▶ [WRITTEN PROBLEM]
Wherever the word "Radeland" shows up in a line, please copy that line.

▶ [RECORDS FOR THIS EXERCISE]
--*--

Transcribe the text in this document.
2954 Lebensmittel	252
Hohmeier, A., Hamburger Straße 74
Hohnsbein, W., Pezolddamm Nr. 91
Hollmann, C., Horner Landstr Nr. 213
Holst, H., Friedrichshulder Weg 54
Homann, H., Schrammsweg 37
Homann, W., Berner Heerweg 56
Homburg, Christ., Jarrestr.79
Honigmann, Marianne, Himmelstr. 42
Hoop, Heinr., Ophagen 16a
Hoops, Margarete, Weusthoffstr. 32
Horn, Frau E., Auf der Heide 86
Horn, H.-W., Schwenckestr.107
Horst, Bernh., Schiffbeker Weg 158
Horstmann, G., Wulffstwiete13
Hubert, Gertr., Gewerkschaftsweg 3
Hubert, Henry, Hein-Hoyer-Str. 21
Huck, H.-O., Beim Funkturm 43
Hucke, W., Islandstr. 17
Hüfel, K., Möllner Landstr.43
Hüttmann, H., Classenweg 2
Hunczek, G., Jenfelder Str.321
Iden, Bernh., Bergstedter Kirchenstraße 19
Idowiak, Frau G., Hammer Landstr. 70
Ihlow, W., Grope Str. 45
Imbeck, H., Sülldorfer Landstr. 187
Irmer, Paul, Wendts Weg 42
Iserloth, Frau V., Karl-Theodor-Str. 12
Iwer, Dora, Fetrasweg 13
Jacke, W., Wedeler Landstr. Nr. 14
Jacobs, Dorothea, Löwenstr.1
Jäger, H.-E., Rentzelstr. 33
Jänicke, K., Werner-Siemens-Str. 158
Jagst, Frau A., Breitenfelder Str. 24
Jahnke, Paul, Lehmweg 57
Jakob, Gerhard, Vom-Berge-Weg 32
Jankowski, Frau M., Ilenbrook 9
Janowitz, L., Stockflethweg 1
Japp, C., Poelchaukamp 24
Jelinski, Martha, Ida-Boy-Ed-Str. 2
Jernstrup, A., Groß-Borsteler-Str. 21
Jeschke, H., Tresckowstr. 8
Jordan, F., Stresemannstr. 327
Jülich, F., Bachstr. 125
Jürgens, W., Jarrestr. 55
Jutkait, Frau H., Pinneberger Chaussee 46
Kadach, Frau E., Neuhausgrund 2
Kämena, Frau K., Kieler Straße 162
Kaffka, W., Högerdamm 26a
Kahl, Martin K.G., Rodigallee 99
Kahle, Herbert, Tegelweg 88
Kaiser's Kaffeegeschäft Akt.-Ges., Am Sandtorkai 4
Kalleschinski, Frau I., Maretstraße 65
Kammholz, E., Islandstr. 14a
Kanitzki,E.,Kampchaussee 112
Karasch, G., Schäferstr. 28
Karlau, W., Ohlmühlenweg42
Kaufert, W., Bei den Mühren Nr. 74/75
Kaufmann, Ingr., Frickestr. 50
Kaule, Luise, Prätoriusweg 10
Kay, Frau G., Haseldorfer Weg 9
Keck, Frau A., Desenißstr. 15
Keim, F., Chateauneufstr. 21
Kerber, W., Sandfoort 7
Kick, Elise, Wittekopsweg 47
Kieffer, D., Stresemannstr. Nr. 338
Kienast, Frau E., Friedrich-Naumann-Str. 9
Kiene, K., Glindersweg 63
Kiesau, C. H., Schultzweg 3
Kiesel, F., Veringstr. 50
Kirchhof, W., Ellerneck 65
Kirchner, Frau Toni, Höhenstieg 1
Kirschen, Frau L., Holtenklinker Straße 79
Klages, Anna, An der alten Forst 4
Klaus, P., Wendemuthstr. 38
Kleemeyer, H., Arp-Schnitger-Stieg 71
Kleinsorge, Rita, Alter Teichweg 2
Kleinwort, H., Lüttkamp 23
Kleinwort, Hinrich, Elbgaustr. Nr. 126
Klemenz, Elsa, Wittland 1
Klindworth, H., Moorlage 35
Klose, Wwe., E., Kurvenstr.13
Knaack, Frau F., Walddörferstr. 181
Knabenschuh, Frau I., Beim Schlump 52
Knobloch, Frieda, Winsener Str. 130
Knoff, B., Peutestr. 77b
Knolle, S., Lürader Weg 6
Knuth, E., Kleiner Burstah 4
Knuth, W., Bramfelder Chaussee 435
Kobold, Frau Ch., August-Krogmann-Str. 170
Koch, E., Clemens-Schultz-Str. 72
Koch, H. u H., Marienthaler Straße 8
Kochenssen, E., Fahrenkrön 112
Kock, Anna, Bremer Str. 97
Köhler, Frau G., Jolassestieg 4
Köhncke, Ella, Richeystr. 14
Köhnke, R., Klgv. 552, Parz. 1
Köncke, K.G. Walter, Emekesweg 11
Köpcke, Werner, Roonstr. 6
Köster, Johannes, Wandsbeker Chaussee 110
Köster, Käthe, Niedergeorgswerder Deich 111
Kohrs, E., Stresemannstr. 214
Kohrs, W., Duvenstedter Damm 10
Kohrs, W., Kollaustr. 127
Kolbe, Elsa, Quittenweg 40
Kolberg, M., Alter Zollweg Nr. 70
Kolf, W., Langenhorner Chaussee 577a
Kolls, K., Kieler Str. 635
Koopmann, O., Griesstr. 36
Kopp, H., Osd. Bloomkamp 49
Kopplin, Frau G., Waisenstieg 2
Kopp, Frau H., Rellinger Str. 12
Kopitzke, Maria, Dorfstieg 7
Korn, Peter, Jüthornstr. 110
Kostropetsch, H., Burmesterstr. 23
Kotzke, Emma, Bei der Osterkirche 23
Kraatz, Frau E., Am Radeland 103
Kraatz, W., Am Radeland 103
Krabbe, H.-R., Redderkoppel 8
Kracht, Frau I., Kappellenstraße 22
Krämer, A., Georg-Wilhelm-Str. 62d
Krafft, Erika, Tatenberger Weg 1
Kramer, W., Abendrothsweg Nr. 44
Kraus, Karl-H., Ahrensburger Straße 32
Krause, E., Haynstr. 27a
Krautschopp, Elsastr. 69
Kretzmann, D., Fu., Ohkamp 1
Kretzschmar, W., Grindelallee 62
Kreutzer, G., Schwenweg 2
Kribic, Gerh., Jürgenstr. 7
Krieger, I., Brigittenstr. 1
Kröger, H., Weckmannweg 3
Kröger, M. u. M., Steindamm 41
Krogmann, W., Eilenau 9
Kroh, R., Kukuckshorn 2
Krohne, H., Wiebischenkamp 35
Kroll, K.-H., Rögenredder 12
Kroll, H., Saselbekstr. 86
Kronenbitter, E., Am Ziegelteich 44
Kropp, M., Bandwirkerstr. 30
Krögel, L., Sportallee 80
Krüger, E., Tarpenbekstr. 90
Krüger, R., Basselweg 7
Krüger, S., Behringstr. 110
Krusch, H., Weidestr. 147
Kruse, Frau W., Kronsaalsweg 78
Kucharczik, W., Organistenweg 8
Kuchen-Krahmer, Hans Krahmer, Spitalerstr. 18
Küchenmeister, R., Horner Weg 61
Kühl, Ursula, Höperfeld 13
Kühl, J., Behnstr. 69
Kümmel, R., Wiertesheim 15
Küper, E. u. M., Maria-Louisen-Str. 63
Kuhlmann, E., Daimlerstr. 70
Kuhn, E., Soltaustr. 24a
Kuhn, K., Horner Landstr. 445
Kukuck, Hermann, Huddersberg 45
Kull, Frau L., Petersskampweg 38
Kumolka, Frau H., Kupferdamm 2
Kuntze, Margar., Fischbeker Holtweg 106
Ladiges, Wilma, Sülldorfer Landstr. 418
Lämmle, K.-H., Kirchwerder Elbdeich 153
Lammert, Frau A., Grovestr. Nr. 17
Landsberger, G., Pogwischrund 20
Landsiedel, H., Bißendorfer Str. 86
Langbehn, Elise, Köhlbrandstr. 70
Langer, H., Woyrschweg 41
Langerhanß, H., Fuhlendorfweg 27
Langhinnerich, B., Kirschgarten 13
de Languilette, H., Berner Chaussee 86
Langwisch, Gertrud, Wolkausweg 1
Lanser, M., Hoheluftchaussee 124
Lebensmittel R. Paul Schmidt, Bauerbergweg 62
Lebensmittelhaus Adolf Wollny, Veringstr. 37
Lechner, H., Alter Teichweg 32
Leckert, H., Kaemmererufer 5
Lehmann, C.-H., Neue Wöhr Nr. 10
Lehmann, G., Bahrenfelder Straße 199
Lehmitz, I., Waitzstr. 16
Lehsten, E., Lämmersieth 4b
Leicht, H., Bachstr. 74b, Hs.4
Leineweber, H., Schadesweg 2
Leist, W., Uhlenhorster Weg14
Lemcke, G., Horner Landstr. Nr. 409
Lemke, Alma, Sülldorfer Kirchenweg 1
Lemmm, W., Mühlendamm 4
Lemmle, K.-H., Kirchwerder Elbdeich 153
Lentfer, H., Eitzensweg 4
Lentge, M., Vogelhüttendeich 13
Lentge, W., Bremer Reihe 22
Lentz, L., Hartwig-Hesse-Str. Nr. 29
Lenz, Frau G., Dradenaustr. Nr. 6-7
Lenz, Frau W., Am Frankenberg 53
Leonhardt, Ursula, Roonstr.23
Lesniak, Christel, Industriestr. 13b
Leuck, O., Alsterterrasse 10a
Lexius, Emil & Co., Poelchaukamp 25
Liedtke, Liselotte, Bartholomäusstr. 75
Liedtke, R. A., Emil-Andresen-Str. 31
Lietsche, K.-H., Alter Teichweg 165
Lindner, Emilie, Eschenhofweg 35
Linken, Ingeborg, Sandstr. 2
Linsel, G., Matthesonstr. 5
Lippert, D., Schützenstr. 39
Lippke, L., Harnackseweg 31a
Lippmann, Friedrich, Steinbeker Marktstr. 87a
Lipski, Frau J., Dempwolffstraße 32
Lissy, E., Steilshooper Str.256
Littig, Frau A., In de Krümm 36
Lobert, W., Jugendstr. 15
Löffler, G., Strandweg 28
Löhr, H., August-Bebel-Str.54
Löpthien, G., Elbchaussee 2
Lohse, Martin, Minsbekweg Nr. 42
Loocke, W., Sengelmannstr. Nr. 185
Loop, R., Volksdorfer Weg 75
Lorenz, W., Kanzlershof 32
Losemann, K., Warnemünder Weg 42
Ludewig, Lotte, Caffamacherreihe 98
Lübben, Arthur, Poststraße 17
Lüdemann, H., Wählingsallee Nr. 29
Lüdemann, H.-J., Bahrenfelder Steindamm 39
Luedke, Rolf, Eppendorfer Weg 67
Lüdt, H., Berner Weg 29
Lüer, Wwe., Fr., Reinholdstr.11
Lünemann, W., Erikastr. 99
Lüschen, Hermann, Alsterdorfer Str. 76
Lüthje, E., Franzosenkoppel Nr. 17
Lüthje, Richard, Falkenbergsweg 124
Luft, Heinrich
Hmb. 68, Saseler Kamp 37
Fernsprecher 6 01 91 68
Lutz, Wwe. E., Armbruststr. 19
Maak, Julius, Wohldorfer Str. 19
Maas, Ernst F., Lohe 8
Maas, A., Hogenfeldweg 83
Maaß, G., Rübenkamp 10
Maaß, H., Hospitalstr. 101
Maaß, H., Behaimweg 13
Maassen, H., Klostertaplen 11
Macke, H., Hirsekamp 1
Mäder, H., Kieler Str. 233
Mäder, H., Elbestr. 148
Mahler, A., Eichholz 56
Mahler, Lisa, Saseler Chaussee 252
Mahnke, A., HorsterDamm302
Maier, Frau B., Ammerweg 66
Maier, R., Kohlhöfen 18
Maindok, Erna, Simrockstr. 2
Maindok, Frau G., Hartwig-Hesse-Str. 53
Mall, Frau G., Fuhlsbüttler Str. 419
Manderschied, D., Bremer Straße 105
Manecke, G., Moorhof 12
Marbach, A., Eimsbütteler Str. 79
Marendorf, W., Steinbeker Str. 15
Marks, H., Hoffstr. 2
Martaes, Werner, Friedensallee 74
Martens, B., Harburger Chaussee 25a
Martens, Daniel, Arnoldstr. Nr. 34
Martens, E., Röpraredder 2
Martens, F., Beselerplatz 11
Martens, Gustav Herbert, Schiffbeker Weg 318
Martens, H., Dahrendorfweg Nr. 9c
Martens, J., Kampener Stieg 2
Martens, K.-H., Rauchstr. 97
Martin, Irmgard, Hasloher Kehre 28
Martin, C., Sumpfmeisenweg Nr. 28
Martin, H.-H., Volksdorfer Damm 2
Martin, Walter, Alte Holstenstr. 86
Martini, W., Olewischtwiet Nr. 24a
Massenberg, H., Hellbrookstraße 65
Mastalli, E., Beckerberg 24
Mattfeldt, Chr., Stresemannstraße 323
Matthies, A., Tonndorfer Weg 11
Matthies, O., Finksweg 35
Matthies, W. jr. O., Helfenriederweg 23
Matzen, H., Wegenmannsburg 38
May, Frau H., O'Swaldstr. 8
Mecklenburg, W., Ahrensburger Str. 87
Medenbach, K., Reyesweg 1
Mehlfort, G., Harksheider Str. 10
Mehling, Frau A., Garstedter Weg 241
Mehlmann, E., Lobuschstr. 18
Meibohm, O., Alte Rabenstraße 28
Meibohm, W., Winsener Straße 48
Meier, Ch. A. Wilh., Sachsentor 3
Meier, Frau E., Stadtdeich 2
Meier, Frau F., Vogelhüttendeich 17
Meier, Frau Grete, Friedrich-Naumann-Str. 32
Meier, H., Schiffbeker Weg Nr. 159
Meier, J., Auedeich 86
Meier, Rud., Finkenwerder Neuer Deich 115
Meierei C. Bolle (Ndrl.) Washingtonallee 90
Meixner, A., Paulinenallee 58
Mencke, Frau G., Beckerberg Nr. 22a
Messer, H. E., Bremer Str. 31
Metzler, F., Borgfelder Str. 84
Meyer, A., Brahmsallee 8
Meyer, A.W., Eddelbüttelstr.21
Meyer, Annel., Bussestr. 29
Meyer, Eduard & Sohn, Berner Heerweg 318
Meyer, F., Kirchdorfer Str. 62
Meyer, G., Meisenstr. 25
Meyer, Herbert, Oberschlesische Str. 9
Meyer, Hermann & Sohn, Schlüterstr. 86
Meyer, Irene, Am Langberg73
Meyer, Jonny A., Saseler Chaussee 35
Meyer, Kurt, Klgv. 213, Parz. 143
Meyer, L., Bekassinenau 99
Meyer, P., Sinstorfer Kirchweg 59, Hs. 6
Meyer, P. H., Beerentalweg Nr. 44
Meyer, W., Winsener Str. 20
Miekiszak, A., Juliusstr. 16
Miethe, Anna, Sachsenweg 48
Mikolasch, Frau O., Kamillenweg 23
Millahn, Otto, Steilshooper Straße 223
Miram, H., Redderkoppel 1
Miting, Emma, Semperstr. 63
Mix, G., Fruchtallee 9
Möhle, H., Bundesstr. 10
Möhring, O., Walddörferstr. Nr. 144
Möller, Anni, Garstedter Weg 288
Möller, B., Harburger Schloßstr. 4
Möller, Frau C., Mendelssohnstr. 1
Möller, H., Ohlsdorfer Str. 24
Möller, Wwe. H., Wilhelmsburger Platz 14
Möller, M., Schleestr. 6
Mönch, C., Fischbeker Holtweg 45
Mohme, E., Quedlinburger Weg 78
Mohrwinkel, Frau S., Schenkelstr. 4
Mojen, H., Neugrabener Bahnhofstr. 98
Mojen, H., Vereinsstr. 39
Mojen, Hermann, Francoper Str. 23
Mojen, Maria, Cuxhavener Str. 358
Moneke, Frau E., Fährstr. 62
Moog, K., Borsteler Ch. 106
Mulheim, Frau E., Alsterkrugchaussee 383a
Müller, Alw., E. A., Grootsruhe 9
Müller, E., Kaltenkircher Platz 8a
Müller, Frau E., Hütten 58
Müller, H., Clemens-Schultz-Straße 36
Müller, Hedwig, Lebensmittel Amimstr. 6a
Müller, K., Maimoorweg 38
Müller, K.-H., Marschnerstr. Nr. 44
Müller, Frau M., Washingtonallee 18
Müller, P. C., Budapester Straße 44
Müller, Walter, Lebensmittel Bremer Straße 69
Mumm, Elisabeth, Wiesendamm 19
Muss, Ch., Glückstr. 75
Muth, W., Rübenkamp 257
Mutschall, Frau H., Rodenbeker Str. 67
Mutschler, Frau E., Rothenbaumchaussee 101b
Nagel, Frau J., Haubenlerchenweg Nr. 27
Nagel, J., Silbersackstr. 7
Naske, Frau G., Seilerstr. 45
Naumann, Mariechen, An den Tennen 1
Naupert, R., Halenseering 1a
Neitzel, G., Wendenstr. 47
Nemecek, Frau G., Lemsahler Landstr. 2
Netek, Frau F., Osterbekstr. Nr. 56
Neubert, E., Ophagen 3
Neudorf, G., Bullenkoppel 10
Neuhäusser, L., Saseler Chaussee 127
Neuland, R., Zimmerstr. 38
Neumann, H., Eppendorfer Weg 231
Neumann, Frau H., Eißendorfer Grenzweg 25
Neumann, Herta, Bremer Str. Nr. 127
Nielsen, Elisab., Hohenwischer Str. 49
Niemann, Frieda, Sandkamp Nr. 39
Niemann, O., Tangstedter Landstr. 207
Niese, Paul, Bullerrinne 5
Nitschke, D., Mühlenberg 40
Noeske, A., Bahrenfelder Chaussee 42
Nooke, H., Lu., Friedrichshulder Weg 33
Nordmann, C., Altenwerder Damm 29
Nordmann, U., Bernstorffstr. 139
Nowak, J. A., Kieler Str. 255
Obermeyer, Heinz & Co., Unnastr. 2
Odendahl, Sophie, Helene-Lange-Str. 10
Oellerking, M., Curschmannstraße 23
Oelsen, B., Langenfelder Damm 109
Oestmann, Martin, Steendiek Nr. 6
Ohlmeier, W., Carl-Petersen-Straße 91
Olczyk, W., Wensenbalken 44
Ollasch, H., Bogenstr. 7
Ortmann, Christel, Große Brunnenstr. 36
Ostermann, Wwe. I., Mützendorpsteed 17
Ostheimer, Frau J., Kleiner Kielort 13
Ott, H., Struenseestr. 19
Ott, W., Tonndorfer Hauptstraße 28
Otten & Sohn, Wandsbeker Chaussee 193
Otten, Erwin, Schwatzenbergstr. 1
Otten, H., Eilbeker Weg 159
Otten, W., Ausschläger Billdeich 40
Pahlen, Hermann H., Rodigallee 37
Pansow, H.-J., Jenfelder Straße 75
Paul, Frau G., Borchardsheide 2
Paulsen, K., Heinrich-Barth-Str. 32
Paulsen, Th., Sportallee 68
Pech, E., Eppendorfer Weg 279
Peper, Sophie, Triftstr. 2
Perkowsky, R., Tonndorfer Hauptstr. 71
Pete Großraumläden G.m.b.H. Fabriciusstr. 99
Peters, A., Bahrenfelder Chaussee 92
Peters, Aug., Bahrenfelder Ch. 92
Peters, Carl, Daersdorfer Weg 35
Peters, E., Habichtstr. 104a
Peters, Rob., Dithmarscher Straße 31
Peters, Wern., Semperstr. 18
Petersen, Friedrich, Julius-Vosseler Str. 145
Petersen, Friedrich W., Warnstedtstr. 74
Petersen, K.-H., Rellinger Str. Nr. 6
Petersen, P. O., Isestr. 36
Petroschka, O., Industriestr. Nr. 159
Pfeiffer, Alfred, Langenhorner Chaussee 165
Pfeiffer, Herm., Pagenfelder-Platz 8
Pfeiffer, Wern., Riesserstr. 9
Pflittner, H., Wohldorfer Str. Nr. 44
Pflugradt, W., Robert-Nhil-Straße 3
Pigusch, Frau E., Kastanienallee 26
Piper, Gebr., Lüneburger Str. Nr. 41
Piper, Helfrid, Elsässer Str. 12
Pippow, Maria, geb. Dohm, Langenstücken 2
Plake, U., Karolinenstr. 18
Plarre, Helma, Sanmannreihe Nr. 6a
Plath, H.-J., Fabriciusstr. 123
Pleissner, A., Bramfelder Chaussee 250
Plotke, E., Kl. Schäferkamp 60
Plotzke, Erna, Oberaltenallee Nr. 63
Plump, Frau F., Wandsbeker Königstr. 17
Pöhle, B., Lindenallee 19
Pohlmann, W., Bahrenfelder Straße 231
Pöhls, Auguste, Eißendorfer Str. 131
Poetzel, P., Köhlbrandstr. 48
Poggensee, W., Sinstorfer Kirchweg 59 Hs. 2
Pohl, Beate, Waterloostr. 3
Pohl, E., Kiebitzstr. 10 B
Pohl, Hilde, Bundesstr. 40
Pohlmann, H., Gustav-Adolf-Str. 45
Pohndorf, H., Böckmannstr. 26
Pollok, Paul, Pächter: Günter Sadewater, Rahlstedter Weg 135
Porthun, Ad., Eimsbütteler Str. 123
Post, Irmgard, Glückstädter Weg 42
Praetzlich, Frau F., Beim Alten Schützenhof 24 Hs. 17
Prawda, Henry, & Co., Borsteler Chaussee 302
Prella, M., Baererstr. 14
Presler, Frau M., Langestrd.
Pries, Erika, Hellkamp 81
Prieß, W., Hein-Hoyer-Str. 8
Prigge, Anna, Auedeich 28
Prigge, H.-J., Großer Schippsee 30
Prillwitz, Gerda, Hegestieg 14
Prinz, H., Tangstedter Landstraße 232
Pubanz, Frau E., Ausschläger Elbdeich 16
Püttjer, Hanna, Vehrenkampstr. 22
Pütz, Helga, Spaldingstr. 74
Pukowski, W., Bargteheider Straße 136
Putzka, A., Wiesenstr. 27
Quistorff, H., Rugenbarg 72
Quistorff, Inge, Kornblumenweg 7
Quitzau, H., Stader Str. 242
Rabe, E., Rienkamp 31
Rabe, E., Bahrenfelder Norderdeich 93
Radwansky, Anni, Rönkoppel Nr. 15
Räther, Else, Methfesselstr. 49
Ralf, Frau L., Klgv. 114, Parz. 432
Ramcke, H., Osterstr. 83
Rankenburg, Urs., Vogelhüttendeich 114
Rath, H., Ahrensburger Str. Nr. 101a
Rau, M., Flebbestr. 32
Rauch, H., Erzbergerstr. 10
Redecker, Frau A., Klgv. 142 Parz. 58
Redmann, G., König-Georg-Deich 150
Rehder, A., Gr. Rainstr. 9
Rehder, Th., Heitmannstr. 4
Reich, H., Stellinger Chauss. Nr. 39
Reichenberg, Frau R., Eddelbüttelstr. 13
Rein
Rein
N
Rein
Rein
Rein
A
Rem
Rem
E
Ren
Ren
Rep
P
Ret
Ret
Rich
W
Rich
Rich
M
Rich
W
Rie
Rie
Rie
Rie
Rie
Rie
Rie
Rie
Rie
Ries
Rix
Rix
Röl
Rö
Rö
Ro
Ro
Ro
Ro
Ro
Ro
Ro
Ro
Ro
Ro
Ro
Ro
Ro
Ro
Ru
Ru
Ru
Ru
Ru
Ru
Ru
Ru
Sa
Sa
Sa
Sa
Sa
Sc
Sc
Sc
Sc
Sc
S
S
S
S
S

--*--

▶ [OUTPUT BELOW]
Kraatz, Frau E., Am Radeland 103
Kraatz, W., Am Radeland 103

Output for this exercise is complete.